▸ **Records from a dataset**
"""

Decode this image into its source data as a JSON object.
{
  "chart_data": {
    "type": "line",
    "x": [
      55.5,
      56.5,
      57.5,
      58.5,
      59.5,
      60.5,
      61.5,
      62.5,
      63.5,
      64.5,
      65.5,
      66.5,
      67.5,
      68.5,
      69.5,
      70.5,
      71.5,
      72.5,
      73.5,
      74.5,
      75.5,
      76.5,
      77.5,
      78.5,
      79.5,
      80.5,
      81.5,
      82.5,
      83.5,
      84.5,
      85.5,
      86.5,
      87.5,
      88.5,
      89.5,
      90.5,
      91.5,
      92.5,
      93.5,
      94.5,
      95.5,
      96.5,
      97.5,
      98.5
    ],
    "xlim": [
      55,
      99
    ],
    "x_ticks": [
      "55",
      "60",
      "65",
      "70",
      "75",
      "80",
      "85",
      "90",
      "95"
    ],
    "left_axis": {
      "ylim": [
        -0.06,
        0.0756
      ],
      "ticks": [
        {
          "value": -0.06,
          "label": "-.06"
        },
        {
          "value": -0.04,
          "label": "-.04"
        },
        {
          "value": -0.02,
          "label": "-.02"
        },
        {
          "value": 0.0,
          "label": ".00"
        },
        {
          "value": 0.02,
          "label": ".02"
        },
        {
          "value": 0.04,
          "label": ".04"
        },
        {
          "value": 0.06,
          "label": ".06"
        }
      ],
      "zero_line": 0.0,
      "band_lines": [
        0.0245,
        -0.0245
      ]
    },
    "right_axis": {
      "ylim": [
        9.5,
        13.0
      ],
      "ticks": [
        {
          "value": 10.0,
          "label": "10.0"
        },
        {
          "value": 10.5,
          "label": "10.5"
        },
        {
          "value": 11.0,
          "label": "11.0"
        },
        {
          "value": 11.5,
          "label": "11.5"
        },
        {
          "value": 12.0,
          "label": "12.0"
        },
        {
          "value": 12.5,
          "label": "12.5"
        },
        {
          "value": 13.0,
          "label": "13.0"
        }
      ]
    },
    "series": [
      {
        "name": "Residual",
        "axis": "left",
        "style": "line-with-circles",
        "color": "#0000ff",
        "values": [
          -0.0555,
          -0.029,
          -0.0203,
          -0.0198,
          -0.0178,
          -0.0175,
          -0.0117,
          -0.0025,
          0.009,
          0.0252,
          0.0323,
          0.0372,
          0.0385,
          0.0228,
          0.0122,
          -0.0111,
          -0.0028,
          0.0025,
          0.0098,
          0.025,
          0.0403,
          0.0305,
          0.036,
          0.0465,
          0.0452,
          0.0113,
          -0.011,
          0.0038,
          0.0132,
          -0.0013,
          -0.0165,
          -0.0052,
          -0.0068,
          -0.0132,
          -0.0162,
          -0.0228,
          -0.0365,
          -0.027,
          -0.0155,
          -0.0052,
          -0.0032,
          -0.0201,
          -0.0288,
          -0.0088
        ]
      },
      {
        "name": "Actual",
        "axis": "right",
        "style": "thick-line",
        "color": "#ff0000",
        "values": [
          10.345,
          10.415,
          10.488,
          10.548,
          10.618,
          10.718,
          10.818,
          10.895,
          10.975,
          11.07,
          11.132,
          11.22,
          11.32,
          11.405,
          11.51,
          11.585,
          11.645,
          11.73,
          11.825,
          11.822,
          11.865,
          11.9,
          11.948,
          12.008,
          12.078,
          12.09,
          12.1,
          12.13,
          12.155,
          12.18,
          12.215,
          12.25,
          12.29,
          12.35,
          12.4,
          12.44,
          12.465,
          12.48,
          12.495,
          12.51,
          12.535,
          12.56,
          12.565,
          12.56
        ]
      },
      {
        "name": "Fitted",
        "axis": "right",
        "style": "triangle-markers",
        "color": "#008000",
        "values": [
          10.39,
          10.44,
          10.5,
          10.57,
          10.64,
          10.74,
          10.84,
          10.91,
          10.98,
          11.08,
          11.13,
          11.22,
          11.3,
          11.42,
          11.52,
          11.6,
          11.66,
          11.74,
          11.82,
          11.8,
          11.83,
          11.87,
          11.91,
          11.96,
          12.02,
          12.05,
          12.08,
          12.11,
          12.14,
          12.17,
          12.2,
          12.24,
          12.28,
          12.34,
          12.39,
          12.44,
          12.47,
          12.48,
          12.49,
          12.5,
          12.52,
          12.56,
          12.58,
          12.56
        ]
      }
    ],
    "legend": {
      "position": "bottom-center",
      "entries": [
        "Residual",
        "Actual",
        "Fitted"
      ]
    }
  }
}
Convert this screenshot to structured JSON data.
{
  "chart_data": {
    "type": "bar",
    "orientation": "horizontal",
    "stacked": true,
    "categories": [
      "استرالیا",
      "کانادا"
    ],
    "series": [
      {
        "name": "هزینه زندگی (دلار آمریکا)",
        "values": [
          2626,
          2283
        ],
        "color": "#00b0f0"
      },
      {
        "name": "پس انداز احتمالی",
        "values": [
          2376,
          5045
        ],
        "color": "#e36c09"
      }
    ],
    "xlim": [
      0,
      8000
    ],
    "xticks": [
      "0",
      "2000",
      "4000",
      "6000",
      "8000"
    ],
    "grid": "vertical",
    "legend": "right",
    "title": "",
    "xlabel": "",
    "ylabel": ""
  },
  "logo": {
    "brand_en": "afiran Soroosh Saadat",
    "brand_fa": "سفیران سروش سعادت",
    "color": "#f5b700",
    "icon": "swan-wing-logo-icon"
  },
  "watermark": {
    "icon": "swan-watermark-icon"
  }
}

"""

▸ **Task directions**
Give the lines from the one containing "Convert this screenshot" through the end of the entries again, exactly as written and with no other lines.

▸ **Full response**
Convert this screenshot to structured JSON data.
{
  "chart_data": {
    "type": "bar",
    "orientation": "horizontal",
    "stacked": true,
    "categories": [
      "استرالیا",
      "کانادا"
    ],
    "series": [
      {
        "name": "هزینه زندگی (دلار آمریکا)",
        "values": [
          2626,
          2283
        ],
        "color": "#00b0f0"
      },
      {
        "name": "پس انداز احتمالی",
        "values": [
          2376,
          5045
        ],
        "color": "#e36c09"
      }
    ],
    "xlim": [
      0,
      8000
    ],
    "xticks": [
      "0",
      "2000",
      "4000",
      "6000",
      "8000"
    ],
    "grid": "vertical",
    "legend": "right",
    "title": "",
    "xlabel": "",
    "ylabel": ""
  },
  "logo": {
    "brand_en": "afiran Soroosh Saadat",
    "brand_fa": "سفیران سروش سعادت",
    "color": "#f5b700",
    "icon": "swan-wing-logo-icon"
  },
  "watermark": {
    "icon": "swan-watermark-icon"
  }
}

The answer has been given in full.